Data excerpts
◇ ◇ ◇ ◇

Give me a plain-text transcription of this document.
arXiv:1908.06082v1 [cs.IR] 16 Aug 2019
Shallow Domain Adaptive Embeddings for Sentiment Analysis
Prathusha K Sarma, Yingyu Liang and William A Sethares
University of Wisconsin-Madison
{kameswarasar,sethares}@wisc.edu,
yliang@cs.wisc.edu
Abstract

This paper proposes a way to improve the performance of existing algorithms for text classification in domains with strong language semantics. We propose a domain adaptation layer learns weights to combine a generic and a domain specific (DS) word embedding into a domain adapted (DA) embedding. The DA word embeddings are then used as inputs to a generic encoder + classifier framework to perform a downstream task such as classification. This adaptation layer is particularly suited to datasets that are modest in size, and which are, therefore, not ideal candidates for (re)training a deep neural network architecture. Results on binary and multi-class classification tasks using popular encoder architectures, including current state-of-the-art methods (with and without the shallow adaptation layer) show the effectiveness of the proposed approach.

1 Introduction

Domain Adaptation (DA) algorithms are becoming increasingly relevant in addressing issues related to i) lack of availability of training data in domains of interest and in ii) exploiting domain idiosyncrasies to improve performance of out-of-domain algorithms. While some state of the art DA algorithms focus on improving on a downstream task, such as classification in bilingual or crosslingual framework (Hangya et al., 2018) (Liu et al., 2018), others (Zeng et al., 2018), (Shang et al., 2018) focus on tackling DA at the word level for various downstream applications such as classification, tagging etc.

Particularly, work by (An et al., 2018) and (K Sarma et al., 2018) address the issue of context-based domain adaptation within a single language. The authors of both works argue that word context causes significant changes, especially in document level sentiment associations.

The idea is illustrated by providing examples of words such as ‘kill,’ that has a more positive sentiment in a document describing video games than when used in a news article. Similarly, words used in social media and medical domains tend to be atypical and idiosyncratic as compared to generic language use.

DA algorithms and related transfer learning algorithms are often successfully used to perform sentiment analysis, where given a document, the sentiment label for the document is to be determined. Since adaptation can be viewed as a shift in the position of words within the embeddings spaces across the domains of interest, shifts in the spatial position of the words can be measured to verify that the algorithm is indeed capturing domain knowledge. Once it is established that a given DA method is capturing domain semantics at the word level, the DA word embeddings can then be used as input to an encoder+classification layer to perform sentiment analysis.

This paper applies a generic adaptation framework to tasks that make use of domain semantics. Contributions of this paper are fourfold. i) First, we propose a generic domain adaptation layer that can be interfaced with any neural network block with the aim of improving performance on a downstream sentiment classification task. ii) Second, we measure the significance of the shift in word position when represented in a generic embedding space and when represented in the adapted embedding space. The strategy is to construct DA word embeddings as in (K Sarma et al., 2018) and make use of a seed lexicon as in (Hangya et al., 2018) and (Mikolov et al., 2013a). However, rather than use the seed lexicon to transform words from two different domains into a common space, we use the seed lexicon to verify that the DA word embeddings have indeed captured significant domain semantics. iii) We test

◇ ◇ ◇ ◇

→ Objective: Quote all of the entries verbatim.

→ Answer to the problem:
Give me a plain-text transcription of this document.
arXiv:1908.06082v1 [cs.IR] 16 Aug 2019
Shallow Domain Adaptive Embeddings for Sentiment Analysis
Prathusha K Sarma, Yingyu Liang and William A Sethares
University of Wisconsin-Madison
{kameswarasar,sethares}@wisc.edu,
yliang@cs.wisc.edu
Abstract

This paper proposes a way to improve the performance of existing algorithms for text classification in domains with strong language semantics. We propose a domain adaptation layer learns weights to combine a generic and a domain specific (DS) word embedding into a domain adapted (DA) embedding. The DA word embeddings are then used as inputs to a generic encoder + classifier framework to perform a downstream task such as classification. This adaptation layer is particularly suited to datasets that are modest in size, and which are, therefore, not ideal candidates for (re)training a deep neural network architecture. Results on binary and multi-class classification tasks using popular encoder architectures, including current state-of-the-art methods (with and without the shallow adaptation layer) show the effectiveness of the proposed approach.

1 Introduction

Domain Adaptation (DA) algorithms are becoming increasingly relevant in addressing issues related to i) lack of availability of training data in domains of interest and in ii) exploiting domain idiosyncrasies to improve performance of out-of-domain algorithms. While some state of the art DA algorithms focus on improving on a downstream task, such as classification in bilingual or crosslingual framework (Hangya et al., 2018) (Liu et al., 2018), others (Zeng et al., 2018), (Shang et al., 2018) focus on tackling DA at the word level for various downstream applications such as classification, tagging etc.

Particularly, work by (An et al., 2018) and (K Sarma et al., 2018) address the issue of context-based domain adaptation within a single language. The authors of both works argue that word context causes significant changes, especially in document level sentiment associations.

The idea is illustrated by providing examples of words such as ‘kill,’ that has a more positive sentiment in a document describing video games than when used in a news article. Similarly, words used in social media and medical domains tend to be atypical and idiosyncratic as compared to generic language use.

DA algorithms and related transfer learning algorithms are often successfully used to perform sentiment analysis, where given a document, the sentiment label for the document is to be determined. Since adaptation can be viewed as a shift in the position of words within the embeddings spaces across the domains of interest, shifts in the spatial position of the words can be measured to verify that the algorithm is indeed capturing domain knowledge. Once it is established that a given DA method is capturing domain semantics at the word level, the DA word embeddings can then be used as input to an encoder+classification layer to perform sentiment analysis.

This paper applies a generic adaptation framework to tasks that make use of domain semantics. Contributions of this paper are fourfold. i) First, we propose a generic domain adaptation layer that can be interfaced with any neural network block with the aim of improving performance on a downstream sentiment classification task. ii) Second, we measure the significance of the shift in word position when represented in a generic embedding space and when represented in the adapted embedding space. The strategy is to construct DA word embeddings as in (K Sarma et al., 2018) and make use of a seed lexicon as in (Hangya et al., 2018) and (Mikolov et al., 2013a). However, rather than use the seed lexicon to transform words from two different domains into a common space, we use the seed lexicon to verify that the DA word embeddings have indeed captured significant domain semantics. iii) We test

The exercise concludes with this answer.